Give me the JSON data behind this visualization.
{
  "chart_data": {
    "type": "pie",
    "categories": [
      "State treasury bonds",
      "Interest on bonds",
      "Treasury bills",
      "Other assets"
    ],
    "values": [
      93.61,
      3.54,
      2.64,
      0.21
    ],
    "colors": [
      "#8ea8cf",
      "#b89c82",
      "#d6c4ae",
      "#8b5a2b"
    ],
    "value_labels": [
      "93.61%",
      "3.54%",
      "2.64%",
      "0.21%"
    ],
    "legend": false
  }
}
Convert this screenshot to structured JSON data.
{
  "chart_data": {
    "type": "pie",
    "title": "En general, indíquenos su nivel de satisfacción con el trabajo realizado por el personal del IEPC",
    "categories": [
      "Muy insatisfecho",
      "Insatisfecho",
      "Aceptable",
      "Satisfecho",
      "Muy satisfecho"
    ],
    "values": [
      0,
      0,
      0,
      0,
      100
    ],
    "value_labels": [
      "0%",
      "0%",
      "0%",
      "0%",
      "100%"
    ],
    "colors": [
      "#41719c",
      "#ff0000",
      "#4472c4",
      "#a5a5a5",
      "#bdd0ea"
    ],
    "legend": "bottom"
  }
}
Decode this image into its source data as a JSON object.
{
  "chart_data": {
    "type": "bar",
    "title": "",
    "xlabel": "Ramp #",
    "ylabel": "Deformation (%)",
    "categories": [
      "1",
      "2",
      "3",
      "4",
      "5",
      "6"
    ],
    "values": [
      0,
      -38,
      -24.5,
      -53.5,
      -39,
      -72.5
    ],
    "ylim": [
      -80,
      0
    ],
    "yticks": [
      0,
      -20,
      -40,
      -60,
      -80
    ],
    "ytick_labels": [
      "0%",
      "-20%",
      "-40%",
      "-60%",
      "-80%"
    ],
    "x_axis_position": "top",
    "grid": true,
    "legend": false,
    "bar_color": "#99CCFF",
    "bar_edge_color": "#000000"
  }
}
━━━━━━━━
Output the line holding "Decode this image", then every later line through the end of the records above, exactly as given and nothing else.

Decode this image into its source data as a JSON object.
{
  "chart_data": {
    "type": "bar",
    "title": "",
    "xlabel": "Ramp #",
    "ylabel": "Deformation (%)",
    "categories": [
      "1",
      "2",
      "3",
      "4",
      "5",
      "6"
    ],
    "values": [
      0,
      -38,
      -24.5,
      -53.5,
      -39,
      -72.5
    ],
    "ylim": [
      -80,
      0
    ],
    "yticks": [
      0,
      -20,
      -40,
      -60,
      -80
    ],
    "ytick_labels": [
      "0%",
      "-20%",
      "-40%",
      "-60%",
      "-80%"
    ],
    "x_axis_position": "top",
    "grid": true,
    "legend": false,
    "bar_color": "#99CCFF",
    "bar_edge_color": "#000000"
  }
}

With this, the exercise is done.